## Task brief
Only lines holding the word "لابد" should be copied from the material.

## Materials provided
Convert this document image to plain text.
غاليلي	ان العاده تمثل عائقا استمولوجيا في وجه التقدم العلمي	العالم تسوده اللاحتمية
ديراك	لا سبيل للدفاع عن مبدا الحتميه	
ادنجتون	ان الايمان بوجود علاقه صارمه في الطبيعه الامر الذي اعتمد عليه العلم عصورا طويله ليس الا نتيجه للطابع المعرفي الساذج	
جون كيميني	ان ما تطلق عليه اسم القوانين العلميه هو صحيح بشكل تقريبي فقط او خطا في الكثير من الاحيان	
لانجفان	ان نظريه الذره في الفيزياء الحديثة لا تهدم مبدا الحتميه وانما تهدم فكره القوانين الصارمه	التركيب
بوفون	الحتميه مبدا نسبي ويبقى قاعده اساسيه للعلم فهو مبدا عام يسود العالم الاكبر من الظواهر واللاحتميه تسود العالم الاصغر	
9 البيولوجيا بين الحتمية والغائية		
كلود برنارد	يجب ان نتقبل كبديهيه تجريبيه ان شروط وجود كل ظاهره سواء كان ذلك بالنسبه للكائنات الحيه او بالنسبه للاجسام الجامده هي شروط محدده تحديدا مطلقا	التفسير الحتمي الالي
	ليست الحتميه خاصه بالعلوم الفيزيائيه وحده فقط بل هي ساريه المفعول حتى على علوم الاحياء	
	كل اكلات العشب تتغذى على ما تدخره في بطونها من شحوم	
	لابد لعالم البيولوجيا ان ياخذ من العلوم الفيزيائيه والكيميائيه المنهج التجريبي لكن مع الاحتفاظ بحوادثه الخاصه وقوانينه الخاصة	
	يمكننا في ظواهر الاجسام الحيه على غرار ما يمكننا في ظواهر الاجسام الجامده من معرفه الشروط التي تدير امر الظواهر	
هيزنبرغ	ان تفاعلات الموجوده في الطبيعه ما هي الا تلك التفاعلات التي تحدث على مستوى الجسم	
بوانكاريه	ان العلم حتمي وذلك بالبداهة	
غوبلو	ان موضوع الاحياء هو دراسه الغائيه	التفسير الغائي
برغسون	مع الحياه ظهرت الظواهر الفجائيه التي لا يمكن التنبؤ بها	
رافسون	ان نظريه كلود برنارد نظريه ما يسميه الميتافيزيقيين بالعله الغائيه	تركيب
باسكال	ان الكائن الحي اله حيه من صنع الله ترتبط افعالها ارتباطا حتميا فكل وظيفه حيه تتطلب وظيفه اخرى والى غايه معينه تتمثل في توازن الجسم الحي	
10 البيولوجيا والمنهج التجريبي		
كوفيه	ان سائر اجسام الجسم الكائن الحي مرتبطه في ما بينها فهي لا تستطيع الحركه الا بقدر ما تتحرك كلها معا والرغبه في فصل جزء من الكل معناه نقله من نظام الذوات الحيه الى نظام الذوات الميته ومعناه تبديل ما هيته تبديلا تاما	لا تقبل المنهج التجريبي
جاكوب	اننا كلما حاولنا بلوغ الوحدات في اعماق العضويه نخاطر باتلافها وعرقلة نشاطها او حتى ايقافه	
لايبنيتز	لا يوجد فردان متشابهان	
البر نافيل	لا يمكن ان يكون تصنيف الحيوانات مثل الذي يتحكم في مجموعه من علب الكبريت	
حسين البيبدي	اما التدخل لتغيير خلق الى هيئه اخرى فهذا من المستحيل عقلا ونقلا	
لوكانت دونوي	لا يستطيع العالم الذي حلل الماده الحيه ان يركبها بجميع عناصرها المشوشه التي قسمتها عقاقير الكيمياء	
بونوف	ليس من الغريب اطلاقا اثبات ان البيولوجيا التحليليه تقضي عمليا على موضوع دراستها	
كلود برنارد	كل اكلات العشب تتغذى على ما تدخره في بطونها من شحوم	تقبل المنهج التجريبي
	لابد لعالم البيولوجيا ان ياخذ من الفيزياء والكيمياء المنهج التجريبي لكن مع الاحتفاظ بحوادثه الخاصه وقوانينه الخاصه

## Task response
	لابد لعالم البيولوجيا ان ياخذ من العلوم الفيزيائيه والكيميائيه المنهج التجريبي لكن مع الاحتفاظ بحوادثه الخاصه وقوانينه الخاصة	
	لابد لعالم البيولوجيا ان ياخذ من الفيزياء والكيمياء المنهج التجريبي لكن مع الاحتفاظ بحوادثه الخاصه وقوانينه الخاصه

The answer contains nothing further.